[Written exercise] Every line of the material below must be repeated exactly.

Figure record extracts
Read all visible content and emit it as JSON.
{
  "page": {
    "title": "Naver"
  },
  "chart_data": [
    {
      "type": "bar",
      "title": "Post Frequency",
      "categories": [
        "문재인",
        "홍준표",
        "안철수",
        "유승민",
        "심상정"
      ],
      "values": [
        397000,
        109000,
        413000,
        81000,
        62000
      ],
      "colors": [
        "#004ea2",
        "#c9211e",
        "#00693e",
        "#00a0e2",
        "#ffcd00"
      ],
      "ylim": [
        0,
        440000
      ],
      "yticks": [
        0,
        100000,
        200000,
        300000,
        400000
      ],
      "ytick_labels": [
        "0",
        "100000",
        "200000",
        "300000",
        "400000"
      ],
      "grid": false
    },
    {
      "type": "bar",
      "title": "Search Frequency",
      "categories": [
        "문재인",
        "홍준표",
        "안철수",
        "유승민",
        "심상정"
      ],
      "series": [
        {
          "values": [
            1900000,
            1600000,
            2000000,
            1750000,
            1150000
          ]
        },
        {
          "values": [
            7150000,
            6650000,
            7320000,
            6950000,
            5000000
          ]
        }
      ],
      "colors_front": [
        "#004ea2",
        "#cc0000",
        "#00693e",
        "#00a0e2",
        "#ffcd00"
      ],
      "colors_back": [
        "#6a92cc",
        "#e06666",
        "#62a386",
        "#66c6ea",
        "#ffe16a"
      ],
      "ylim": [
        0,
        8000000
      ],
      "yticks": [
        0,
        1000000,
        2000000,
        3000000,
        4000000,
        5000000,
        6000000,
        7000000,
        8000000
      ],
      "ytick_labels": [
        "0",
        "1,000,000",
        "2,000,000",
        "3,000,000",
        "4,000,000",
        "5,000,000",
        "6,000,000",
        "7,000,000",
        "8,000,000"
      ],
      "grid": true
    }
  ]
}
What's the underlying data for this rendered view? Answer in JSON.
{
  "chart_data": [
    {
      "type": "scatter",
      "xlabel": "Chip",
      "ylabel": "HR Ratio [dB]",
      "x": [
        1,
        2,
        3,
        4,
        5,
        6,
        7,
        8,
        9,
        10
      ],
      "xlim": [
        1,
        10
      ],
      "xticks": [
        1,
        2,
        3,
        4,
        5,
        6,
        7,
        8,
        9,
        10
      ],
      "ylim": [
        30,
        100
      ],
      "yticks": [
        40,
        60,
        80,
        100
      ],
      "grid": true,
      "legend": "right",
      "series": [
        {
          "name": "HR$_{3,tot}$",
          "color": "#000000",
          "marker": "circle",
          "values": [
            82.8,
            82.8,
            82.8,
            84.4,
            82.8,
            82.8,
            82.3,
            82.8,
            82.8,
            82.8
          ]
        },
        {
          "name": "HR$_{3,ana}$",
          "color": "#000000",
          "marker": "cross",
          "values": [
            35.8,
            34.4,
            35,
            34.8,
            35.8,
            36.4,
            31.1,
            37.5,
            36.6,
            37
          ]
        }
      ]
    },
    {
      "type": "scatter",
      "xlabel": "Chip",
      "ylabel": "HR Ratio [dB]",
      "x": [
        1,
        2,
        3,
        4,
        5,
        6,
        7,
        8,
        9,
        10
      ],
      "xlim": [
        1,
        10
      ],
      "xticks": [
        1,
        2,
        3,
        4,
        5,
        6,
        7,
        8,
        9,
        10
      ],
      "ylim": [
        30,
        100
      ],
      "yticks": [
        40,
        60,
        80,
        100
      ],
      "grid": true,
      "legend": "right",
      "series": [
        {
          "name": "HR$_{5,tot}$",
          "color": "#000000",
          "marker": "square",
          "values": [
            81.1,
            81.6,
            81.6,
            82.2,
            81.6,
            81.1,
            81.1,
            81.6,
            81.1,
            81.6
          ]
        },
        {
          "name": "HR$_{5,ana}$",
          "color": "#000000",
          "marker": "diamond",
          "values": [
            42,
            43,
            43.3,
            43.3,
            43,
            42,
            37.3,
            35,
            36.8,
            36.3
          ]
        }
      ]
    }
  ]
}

[Response to the task]
Read all visible content and emit it as JSON.
{
  "page": {
    "title": "Naver"
  },
  "chart_data": [
    {
      "type": "bar",
      "title": "Post Frequency",
      "categories": [
        "문재인",
        "홍준표",
        "안철수",
        "유승민",
        "심상정"
      ],
      "values": [
        397000,
        109000,
        413000,
        81000,
        62000
      ],
      "colors": [
        "#004ea2",
        "#c9211e",
        "#00693e",
        "#00a0e2",
        "#ffcd00"
      ],
      "ylim": [
        0,
        440000
      ],
      "yticks": [
        0,
        100000,
        200000,
        300000,
        400000
      ],
      "ytick_labels": [
        "0",
        "100000",
        "200000",
        "300000",
        "400000"
      ],
      "grid": false
    },
    {
      "type": "bar",
      "title": "Search Frequency",
      "categories": [
        "문재인",
        "홍준표",
        "안철수",
        "유승민",
        "심상정"
      ],
      "series": [
        {
          "values": [
            1900000,
            1600000,
            2000000,
            1750000,
            1150000
          ]
        },
        {
          "values": [
            7150000,
            6650000,
            7320000,
            6950000,
            5000000
          ]
        }
      ],
      "colors_front": [
        "#004ea2",
        "#cc0000",
        "#00693e",
        "#00a0e2",
        "#ffcd00"
      ],
      "colors_back": [
        "#6a92cc",
        "#e06666",
        "#62a386",
        "#66c6ea",
        "#ffe16a"
      ],
      "ylim": [
        0,
        8000000
      ],
      "yticks": [
        0,
        1000000,
        2000000,
        3000000,
        4000000,
        5000000,
        6000000,
        7000000,
        8000000
      ],
      "ytick_labels": [
        "0",
        "1,000,000",
        "2,000,000",
        "3,000,000",
        "4,000,000",
        "5,000,000",
        "6,000,000",
        "7,000,000",
        "8,000,000"
      ],
      "grid": true
    }
  ]
}
What's the underlying data for this rendered view? Answer in JSON.
{
  "chart_data": [
    {
      "type": "scatter",
      "xlabel": "Chip",
      "ylabel": "HR Ratio [dB]",
      "x": [
        1,
        2,
        3,
        4,
        5,
        6,
        7,
        8,
        9,
        10
      ],
      "xlim": [
        1,
        10
      ],
      "xticks": [
        1,
        2,
        3,
        4,
        5,
        6,
        7,
        8,
        9,
        10
      ],
      "ylim": [
        30,
        100
      ],
      "yticks": [
        40,
        60,
        80,
        100
      ],
      "grid": true,
      "legend": "right",
      "series": [
        {
          "name": "HR$_{3,tot}$",
          "color": "#000000",
          "marker": "circle",
          "values": [
            82.8,
            82.8,
            82.8,
            84.4,
            82.8,
            82.8,
            82.3,
            82.8,
            82.8,
            82.8
          ]
        },
        {
          "name": "HR$_{3,ana}$",
          "color": "#000000",
          "marker": "cross",
          "values": [
            35.8,
            34.4,
            35,
            34.8,
            35.8,
            36.4,
            31.1,
            37.5,
            36.6,
            37
          ]
        }
      ]
    },
    {
      "type": "scatter",
      "xlabel": "Chip",
      "ylabel": "HR Ratio [dB]",
      "x": [
        1,
        2,
        3,
        4,
        5,
        6,
        7,
        8,
        9,
        10
      ],
      "xlim": [
        1,
        10
      ],
      "xticks": [
        1,
        2,
        3,
        4,
        5,
        6,
        7,
        8,
        9,
        10
      ],
      "ylim": [
        30,
        100
      ],
      "yticks": [
        40,
        60,
        80,
        100
      ],
      "grid": true,
      "legend": "right",
      "series": [
        {
          "name": "HR$_{5,tot}$",
          "color": "#000000",
          "marker": "square",
          "values": [
            81.1,
            81.6,
            81.6,
            82.2,
            81.6,
            81.1,
            81.1,
            81.6,
            81.1,
            81.6
          ]
        },
        {
          "name": "HR$_{5,ana}$",
          "color": "#000000",
          "marker": "diamond",
          "values": [
            42,
            43,
            43.3,
            43.3,
            43,
            42,
            37.3,
            35,
            36.8,
            36.3
          ]
        }
      ]
    }
  ]
}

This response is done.